Across the listing below, count the lines that mention the string "label". Reply with the figure only.

## begin Extracted records

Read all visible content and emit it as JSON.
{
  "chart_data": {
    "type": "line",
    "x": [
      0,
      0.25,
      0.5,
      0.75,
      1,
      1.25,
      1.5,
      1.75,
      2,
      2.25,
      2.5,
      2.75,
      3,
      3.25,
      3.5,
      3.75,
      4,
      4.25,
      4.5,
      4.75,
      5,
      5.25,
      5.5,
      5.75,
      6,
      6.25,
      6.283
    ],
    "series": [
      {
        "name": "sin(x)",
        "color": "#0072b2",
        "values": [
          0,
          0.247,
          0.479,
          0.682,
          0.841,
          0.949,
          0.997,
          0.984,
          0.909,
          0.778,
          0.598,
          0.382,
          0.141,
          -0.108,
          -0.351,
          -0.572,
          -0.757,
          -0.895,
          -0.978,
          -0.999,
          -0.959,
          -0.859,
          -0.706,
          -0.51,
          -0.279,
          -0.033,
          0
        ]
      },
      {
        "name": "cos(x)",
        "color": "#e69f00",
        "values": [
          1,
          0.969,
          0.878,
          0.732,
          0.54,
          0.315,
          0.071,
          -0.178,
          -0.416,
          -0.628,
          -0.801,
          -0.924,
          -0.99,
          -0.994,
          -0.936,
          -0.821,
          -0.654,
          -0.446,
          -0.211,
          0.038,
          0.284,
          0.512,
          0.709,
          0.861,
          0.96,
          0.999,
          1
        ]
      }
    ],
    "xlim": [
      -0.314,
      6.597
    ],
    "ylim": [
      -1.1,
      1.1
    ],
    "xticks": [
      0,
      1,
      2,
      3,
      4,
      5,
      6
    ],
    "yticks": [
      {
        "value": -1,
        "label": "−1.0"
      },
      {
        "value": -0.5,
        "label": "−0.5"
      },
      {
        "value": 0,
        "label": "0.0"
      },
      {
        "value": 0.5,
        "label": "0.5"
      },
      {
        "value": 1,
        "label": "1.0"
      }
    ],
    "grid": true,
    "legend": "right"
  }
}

## end Extracted records

** Solution below **
5